_Task to complete:_
Repeat the material exactly, every line of it.

(Dataset records)

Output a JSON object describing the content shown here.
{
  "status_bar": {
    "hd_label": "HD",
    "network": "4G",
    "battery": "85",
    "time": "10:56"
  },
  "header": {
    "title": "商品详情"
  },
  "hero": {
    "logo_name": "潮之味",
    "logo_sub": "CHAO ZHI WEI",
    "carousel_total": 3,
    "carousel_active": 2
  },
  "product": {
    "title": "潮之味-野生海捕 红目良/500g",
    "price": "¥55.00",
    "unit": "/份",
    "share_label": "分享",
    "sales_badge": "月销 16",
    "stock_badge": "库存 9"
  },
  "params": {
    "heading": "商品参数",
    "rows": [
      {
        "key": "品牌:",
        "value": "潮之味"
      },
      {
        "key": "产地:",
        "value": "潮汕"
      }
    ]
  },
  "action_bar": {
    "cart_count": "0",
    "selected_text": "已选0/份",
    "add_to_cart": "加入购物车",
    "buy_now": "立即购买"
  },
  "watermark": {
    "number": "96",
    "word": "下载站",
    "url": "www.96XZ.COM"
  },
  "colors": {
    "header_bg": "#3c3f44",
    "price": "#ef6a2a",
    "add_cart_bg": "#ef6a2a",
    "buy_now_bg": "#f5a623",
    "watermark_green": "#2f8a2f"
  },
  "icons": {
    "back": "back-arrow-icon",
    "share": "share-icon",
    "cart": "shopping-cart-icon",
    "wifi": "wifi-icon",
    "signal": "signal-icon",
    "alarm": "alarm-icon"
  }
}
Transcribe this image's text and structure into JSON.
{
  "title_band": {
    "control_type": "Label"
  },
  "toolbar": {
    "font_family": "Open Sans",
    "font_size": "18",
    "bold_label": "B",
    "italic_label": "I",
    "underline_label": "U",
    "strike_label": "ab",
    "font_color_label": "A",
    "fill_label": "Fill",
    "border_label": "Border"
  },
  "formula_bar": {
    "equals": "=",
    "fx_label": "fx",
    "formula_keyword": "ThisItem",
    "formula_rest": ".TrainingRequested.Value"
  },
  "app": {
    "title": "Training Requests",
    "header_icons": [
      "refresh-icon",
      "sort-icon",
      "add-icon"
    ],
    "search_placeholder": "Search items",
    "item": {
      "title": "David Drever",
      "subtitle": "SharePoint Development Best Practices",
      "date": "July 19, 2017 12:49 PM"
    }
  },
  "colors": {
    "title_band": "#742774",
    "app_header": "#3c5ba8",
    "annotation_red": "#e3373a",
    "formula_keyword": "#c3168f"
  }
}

_Response for this exercise:_
Output a JSON object describing the content shown here.
{
  "status_bar": {
    "hd_label": "HD",
    "network": "4G",
    "battery": "85",
    "time": "10:56"
  },
  "header": {
    "title": "商品详情"
  },
  "hero": {
    "logo_name": "潮之味",
    "logo_sub": "CHAO ZHI WEI",
    "carousel_total": 3,
    "carousel_active": 2
  },
  "product": {
    "title": "潮之味-野生海捕 红目良/500g",
    "price": "¥55.00",
    "unit": "/份",
    "share_label": "分享",
    "sales_badge": "月销 16",
    "stock_badge": "库存 9"
  },
  "params": {
    "heading": "商品参数",
    "rows": [
      {
        "key": "品牌:",
        "value": "潮之味"
      },
      {
        "key": "产地:",
        "value": "潮汕"
      }
    ]
  },
  "action_bar": {
    "cart_count": "0",
    "selected_text": "已选0/份",
    "add_to_cart": "加入购物车",
    "buy_now": "立即购买"
  },
  "watermark": {
    "number": "96",
    "word": "下载站",
    "url": "www.96XZ.COM"
  },
  "colors": {
    "header_bg": "#3c3f44",
    "price": "#ef6a2a",
    "add_cart_bg": "#ef6a2a",
    "buy_now_bg": "#f5a623",
    "watermark_green": "#2f8a2f"
  },
  "icons": {
    "back": "back-arrow-icon",
    "share": "share-icon",
    "cart": "shopping-cart-icon",
    "wifi": "wifi-icon",
    "signal": "signal-icon",
    "alarm": "alarm-icon"
  }
}
Transcribe this image's text and structure into JSON.
{
  "title_band": {
    "control_type": "Label"
  },
  "toolbar": {
    "font_family": "Open Sans",
    "font_size": "18",
    "bold_label": "B",
    "italic_label": "I",
    "underline_label": "U",
    "strike_label": "ab",
    "font_color_label": "A",
    "fill_label": "Fill",
    "border_label": "Border"
  },
  "formula_bar": {
    "equals": "=",
    "fx_label": "fx",
    "formula_keyword": "ThisItem",
    "formula_rest": ".TrainingRequested.Value"
  },
  "app": {
    "title": "Training Requests",
    "header_icons": [
      "refresh-icon",
      "sort-icon",
      "add-icon"
    ],
    "search_placeholder": "Search items",
    "item": {
      "title": "David Drever",
      "subtitle": "SharePoint Development Best Practices",
      "date": "July 19, 2017 12:49 PM"
    }
  },
  "colors": {
    "title_band": "#742774",
    "app_header": "#3c5ba8",
    "annotation_red": "#e3373a",
    "formula_keyword": "#c3168f"
  }
}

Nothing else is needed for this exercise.